* [Given records]
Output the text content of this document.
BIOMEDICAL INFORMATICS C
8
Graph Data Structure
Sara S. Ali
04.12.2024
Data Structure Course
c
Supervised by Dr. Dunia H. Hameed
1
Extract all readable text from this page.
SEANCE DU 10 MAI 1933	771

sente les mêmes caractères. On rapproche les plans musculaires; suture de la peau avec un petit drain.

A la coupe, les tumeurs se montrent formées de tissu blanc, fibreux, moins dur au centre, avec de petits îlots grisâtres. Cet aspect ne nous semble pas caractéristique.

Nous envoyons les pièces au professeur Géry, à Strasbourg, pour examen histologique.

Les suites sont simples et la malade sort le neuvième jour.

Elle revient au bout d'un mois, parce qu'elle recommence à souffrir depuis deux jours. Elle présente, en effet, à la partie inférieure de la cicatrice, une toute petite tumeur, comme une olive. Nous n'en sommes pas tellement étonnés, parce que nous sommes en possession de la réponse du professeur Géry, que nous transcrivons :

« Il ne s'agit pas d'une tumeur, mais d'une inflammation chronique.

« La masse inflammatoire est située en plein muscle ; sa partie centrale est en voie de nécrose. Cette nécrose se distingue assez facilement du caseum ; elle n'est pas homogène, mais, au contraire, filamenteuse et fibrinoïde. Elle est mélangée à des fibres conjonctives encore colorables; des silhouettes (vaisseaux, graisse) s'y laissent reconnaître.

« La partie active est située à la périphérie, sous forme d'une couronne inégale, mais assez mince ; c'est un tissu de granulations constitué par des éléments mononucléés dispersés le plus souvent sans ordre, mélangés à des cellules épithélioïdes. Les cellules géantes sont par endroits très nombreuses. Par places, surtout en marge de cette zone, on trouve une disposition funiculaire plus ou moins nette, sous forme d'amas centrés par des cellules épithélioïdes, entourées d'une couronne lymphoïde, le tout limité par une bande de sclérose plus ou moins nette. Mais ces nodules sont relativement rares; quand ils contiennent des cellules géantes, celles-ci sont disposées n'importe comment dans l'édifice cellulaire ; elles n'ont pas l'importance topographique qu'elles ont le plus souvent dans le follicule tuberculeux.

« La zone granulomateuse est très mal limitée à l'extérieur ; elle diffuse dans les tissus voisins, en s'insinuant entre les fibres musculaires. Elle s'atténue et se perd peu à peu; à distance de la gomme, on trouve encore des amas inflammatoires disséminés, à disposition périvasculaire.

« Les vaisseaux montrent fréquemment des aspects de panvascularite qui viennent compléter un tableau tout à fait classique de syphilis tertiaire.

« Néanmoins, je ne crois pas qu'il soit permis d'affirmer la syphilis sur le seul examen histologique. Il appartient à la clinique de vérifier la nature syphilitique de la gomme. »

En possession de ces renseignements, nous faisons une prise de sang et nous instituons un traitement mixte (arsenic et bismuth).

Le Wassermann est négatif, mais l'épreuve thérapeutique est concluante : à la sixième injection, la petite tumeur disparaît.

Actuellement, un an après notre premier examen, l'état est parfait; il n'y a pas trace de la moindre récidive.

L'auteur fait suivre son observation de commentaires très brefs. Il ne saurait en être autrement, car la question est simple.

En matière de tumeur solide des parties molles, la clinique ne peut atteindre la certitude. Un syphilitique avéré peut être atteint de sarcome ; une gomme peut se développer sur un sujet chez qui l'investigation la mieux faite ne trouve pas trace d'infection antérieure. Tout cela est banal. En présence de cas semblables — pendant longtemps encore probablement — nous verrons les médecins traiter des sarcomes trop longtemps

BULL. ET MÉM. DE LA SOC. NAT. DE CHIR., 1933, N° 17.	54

* [Exercise] Repeat the records exactly, including every line.

* [Result below]
Output the text content of this document.
BIOMEDICAL INFORMATICS C
8
Graph Data Structure
Sara S. Ali
04.12.2024
Data Structure Course
c
Supervised by Dr. Dunia H. Hameed
1
Extract all readable text from this page.
SEANCE DU 10 MAI 1933	771

sente les mêmes caractères. On rapproche les plans musculaires; suture de la peau avec un petit drain.

A la coupe, les tumeurs se montrent formées de tissu blanc, fibreux, moins dur au centre, avec de petits îlots grisâtres. Cet aspect ne nous semble pas caractéristique.

Nous envoyons les pièces au professeur Géry, à Strasbourg, pour examen histologique.

Les suites sont simples et la malade sort le neuvième jour.

Elle revient au bout d'un mois, parce qu'elle recommence à souffrir depuis deux jours. Elle présente, en effet, à la partie inférieure de la cicatrice, une toute petite tumeur, comme une olive. Nous n'en sommes pas tellement étonnés, parce que nous sommes en possession de la réponse du professeur Géry, que nous transcrivons :

« Il ne s'agit pas d'une tumeur, mais d'une inflammation chronique.

« La masse inflammatoire est située en plein muscle ; sa partie centrale est en voie de nécrose. Cette nécrose se distingue assez facilement du caseum ; elle n'est pas homogène, mais, au contraire, filamenteuse et fibrinoïde. Elle est mélangée à des fibres conjonctives encore colorables; des silhouettes (vaisseaux, graisse) s'y laissent reconnaître.

« La partie active est située à la périphérie, sous forme d'une couronne inégale, mais assez mince ; c'est un tissu de granulations constitué par des éléments mononucléés dispersés le plus souvent sans ordre, mélangés à des cellules épithélioïdes. Les cellules géantes sont par endroits très nombreuses. Par places, surtout en marge de cette zone, on trouve une disposition funiculaire plus ou moins nette, sous forme d'amas centrés par des cellules épithélioïdes, entourées d'une couronne lymphoïde, le tout limité par une bande de sclérose plus ou moins nette. Mais ces nodules sont relativement rares; quand ils contiennent des cellules géantes, celles-ci sont disposées n'importe comment dans l'édifice cellulaire ; elles n'ont pas l'importance topographique qu'elles ont le plus souvent dans le follicule tuberculeux.

« La zone granulomateuse est très mal limitée à l'extérieur ; elle diffuse dans les tissus voisins, en s'insinuant entre les fibres musculaires. Elle s'atténue et se perd peu à peu; à distance de la gomme, on trouve encore des amas inflammatoires disséminés, à disposition périvasculaire.

« Les vaisseaux montrent fréquemment des aspects de panvascularite qui viennent compléter un tableau tout à fait classique de syphilis tertiaire.

« Néanmoins, je ne crois pas qu'il soit permis d'affirmer la syphilis sur le seul examen histologique. Il appartient à la clinique de vérifier la nature syphilitique de la gomme. »

En possession de ces renseignements, nous faisons une prise de sang et nous instituons un traitement mixte (arsenic et bismuth).

Le Wassermann est négatif, mais l'épreuve thérapeutique est concluante : à la sixième injection, la petite tumeur disparaît.

Actuellement, un an après notre premier examen, l'état est parfait; il n'y a pas trace de la moindre récidive.

L'auteur fait suivre son observation de commentaires très brefs. Il ne saurait en être autrement, car la question est simple.

En matière de tumeur solide des parties molles, la clinique ne peut atteindre la certitude. Un syphilitique avéré peut être atteint de sarcome ; une gomme peut se développer sur un sujet chez qui l'investigation la mieux faite ne trouve pas trace d'infection antérieure. Tout cela est banal. En présence de cas semblables — pendant longtemps encore probablement — nous verrons les médecins traiter des sarcomes trop longtemps

BULL. ET MÉM. DE LA SOC. NAT. DE CHIR., 1933, N° 17.	54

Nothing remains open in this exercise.